● **ESERCIZI**:
1. Riscrivi il passo del brano su Kundera che comincia con le parole "Milan Kundera - L'occidente" e si ferma dopo "le caratteristiche peculiari.", sostituendo "discorso" con "intervento".
2. Elenca tutti gli anni citati nel brano su Kundera.
3. Scrivi il seguito del brano su Kundera, ripartendo dopo la sua ultima frase.

Milan Kundera - L'occidente prigioniero

Milan Kundera (1929-2023) aveva già capito tutto nel 1967, quando pronunciò un discorso audace e brillante al Congresso degli scrittori cecoslovacchi, intitolato La letteratura e le piccole nazioni, in cui asseriva la necessità per il suo Paese di rappresentare uno spaccato della cultura germanica, pur conservando le caratteristiche peculiari.
Il volumetto Un occidente prigioniero, edito in Francia nel 2021 e in Italia da Adelphi (chi altri, se no?) nel 2022, contiene la ristampa della vecchia prolusione e per la prima volta pubblica il saggio Un occidente prigioniero, ovvero La tragedia dell’Europa Centrale.

● **DATI REGISTRATI**:

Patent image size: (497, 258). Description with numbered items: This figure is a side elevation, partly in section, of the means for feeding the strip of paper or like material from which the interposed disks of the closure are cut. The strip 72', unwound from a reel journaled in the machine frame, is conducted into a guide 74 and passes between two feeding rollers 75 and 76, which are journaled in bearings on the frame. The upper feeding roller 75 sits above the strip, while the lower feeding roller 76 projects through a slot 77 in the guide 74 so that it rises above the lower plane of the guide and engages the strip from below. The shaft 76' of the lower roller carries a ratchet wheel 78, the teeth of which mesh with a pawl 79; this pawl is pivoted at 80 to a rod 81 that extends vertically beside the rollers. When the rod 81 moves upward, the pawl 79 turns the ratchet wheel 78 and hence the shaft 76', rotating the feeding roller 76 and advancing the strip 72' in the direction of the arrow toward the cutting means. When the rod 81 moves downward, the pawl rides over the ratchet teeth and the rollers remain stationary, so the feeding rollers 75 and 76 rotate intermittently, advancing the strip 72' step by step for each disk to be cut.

● **SOLUZIONI**:
1.
Milan Kundera - L'occidente prigioniero

Milan Kundera (1929-2023) aveva già capito tutto nel 1967, quando pronunciò un intervento audace e brillante al Congresso degli scrittori cecoslovacchi, intitolato La letteratura e le piccole nazioni, in cui asseriva la necessità per il suo Paese di rappresentare uno spaccato della cultura germanica, pur conservando le caratteristiche peculiari.

2. 1929, 2023, 1967, 2021, 2022

3.
Kundera, con lo stile semplice e forbito che lo contraddistingue, mette in guardia il suo Paese dal rischio della russificazione, che al tempo in cui fu scritto (1983) chiama sovietizzazione, mette l’indice sul pericolo comunista, in ogni caso teme l’egemonia culturale da parte di un altro popolo.
L’orrore di Milan Kundera di fronte alla chiusura delle riviste culturali e dei giornali letterari in Cecoslovacchia con la repressione della Primavera di Praga, di cui era stato uno dei fautori più convinti, diventa stupore quando si esilia in Europa, dove si rende conto che a Parigi (dove ha vissuto il resto della sua vita) le riviste di cultura non esistono più, o se ci sono nessuno le legge, mentre gli intellettuali commentano inutili esternazioni televisive e banali affermazioni da talk-show.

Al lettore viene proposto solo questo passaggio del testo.